**Exercise directions**
Print out the material that follows word for word.
==== The records
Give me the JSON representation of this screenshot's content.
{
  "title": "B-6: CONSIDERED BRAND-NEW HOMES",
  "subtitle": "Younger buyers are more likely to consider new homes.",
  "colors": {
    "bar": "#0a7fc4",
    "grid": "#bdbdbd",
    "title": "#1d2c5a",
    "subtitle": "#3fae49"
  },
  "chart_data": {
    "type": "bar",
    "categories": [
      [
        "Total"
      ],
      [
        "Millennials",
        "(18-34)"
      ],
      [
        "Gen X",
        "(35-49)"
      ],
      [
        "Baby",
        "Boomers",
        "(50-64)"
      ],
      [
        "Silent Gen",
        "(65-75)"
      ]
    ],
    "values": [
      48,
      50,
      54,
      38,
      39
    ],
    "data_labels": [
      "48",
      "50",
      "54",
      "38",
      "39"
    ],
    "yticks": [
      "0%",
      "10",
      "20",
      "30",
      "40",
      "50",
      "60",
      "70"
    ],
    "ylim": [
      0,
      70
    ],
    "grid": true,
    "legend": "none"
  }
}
========
**Correct answer**
Give me the JSON representation of this screenshot's content.
{
  "title": "B-6: CONSIDERED BRAND-NEW HOMES",
  "subtitle": "Younger buyers are more likely to consider new homes.",
  "colors": {
    "bar": "#0a7fc4",
    "grid": "#bdbdbd",
    "title": "#1d2c5a",
    "subtitle": "#3fae49"
  },
  "chart_data": {
    "type": "bar",
    "categories": [
      [
        "Total"
      ],
      [
        "Millennials",
        "(18-34)"
      ],
      [
        "Gen X",
        "(35-49)"
      ],
      [
        "Baby",
        "Boomers",
        "(50-64)"
      ],
      [
        "Silent Gen",
        "(65-75)"
      ]
    ],
    "values": [
      48,
      50,
      54,
      38,
      39
    ],
    "data_labels": [
      "48",
      "50",
      "54",
      "38",
      "39"
    ],
    "yticks": [
      "0%",
      "10",
      "20",
      "30",
      "40",
      "50",
      "60",
      "70"
    ],
    "ylim": [
      0,
      70
    ],
    "grid": true,
    "legend": "none"
  }
}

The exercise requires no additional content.